Quote the layout dataset entries below in full, reproducing every line verbatim.

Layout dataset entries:
------------

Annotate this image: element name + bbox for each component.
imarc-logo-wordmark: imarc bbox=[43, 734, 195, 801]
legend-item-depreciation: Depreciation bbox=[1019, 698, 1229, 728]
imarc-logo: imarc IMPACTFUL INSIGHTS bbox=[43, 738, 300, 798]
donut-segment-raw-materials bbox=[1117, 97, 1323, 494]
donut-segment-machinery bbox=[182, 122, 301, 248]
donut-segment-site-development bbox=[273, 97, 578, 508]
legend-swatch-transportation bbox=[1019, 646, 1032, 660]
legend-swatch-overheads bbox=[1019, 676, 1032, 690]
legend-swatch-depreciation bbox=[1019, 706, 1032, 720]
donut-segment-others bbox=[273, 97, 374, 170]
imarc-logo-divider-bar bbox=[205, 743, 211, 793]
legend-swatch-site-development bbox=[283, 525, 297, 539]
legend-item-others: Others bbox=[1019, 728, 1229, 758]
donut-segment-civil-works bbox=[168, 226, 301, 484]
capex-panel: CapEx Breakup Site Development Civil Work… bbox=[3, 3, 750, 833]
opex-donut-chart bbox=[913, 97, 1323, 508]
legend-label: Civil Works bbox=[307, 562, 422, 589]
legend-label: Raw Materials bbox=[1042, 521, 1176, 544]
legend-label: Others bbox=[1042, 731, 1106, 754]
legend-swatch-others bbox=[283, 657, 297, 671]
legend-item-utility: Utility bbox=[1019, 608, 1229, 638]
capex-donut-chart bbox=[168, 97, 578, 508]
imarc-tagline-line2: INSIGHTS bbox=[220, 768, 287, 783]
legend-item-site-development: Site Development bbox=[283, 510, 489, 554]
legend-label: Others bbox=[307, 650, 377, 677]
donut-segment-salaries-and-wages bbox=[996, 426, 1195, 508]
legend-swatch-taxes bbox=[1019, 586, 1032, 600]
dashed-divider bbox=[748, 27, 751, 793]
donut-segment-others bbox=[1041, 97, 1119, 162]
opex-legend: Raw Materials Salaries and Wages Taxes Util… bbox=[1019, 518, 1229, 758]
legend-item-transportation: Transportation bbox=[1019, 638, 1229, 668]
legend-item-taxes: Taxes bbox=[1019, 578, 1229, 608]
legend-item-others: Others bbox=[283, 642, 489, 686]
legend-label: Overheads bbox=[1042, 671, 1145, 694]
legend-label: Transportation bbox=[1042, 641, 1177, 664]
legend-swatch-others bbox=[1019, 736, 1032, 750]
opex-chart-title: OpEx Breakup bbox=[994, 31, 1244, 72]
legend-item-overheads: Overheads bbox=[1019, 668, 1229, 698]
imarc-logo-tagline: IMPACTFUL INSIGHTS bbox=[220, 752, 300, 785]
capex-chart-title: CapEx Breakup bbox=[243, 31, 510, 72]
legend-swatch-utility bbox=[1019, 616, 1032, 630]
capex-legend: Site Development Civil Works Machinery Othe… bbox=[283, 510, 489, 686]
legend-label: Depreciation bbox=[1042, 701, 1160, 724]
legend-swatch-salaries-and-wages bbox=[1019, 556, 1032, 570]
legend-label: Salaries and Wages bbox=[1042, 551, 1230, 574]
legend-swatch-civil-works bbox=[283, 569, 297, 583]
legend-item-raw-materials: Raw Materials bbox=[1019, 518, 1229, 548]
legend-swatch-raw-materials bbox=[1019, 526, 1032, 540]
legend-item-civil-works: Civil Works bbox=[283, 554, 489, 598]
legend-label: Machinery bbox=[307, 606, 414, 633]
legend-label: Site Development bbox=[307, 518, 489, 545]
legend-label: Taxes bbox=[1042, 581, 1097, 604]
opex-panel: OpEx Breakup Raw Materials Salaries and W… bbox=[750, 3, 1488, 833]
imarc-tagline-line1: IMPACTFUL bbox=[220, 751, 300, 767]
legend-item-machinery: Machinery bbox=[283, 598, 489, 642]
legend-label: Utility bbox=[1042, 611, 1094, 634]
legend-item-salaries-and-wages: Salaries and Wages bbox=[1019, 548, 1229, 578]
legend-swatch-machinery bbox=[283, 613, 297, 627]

------------

> _Result of this task_:
Annotate this image: element name + bbox for each component.
imarc-logo-wordmark: imarc bbox=[43, 734, 195, 801]
legend-item-depreciation: Depreciation bbox=[1019, 698, 1229, 728]
imarc-logo: imarc IMPACTFUL INSIGHTS bbox=[43, 738, 300, 798]
donut-segment-raw-materials bbox=[1117, 97, 1323, 494]
donut-segment-machinery bbox=[182, 122, 301, 248]
donut-segment-site-development bbox=[273, 97, 578, 508]
legend-swatch-transportation bbox=[1019, 646, 1032, 660]
legend-swatch-overheads bbox=[1019, 676, 1032, 690]
legend-swatch-depreciation bbox=[1019, 706, 1032, 720]
donut-segment-others bbox=[273, 97, 374, 170]
imarc-logo-divider-bar bbox=[205, 743, 211, 793]
legend-swatch-site-development bbox=[283, 525, 297, 539]
legend-item-others: Others bbox=[1019, 728, 1229, 758]
donut-segment-civil-works bbox=[168, 226, 301, 484]
capex-panel: CapEx Breakup Site Development Civil Work… bbox=[3, 3, 750, 833]
opex-donut-chart bbox=[913, 97, 1323, 508]
legend-label: Civil Works bbox=[307, 562, 422, 589]
legend-label: Raw Materials bbox=[1042, 521, 1176, 544]
legend-label: Others bbox=[1042, 731, 1106, 754]
legend-swatch-others bbox=[283, 657, 297, 671]
legend-item-utility: Utility bbox=[1019, 608, 1229, 638]
capex-donut-chart bbox=[168, 97, 578, 508]
imarc-tagline-line2: INSIGHTS bbox=[220, 768, 287, 783]
legend-item-site-development: Site Development bbox=[283, 510, 489, 554]
legend-label: Others bbox=[307, 650, 377, 677]
donut-segment-salaries-and-wages bbox=[996, 426, 1195, 508]
legend-swatch-taxes bbox=[1019, 586, 1032, 600]
dashed-divider bbox=[748, 27, 751, 793]
donut-segment-others bbox=[1041, 97, 1119, 162]
opex-legend: Raw Materials Salaries and Wages Taxes Util… bbox=[1019, 518, 1229, 758]
legend-item-transportation: Transportation bbox=[1019, 638, 1229, 668]
legend-item-taxes: Taxes bbox=[1019, 578, 1229, 608]
legend-item-others: Others bbox=[283, 642, 489, 686]
legend-label: Overheads bbox=[1042, 671, 1145, 694]
legend-label: Transportation bbox=[1042, 641, 1177, 664]
legend-swatch-others bbox=[1019, 736, 1032, 750]
opex-chart-title: OpEx Breakup bbox=[994, 31, 1244, 72]
legend-item-overheads: Overheads bbox=[1019, 668, 1229, 698]
imarc-logo-tagline: IMPACTFUL INSIGHTS bbox=[220, 752, 300, 785]
capex-chart-title: CapEx Breakup bbox=[243, 31, 510, 72]
legend-swatch-utility bbox=[1019, 616, 1032, 630]
capex-legend: Site Development Civil Works Machinery Othe… bbox=[283, 510, 489, 686]
legend-label: Depreciation bbox=[1042, 701, 1160, 724]
legend-swatch-salaries-and-wages bbox=[1019, 556, 1032, 570]
legend-label: Salaries and Wages bbox=[1042, 551, 1230, 574]
legend-swatch-civil-works bbox=[283, 569, 297, 583]
legend-item-raw-materials: Raw Materials bbox=[1019, 518, 1229, 548]
legend-swatch-raw-materials bbox=[1019, 526, 1032, 540]
legend-item-civil-works: Civil Works bbox=[283, 554, 489, 598]
legend-label: Machinery bbox=[307, 606, 414, 633]
legend-label: Site Development bbox=[307, 518, 489, 545]
legend-label: Taxes bbox=[1042, 581, 1097, 604]
opex-panel: OpEx Breakup Raw Materials Salaries and W… bbox=[750, 3, 1488, 833]
imarc-tagline-line1: IMPACTFUL bbox=[220, 751, 300, 767]
legend-item-machinery: Machinery bbox=[283, 598, 489, 642]
legend-label: Utility bbox=[1042, 611, 1094, 634]
legend-item-salaries-and-wages: Salaries and Wages bbox=[1019, 548, 1229, 578]
legend-swatch-machinery bbox=[283, 613, 297, 627]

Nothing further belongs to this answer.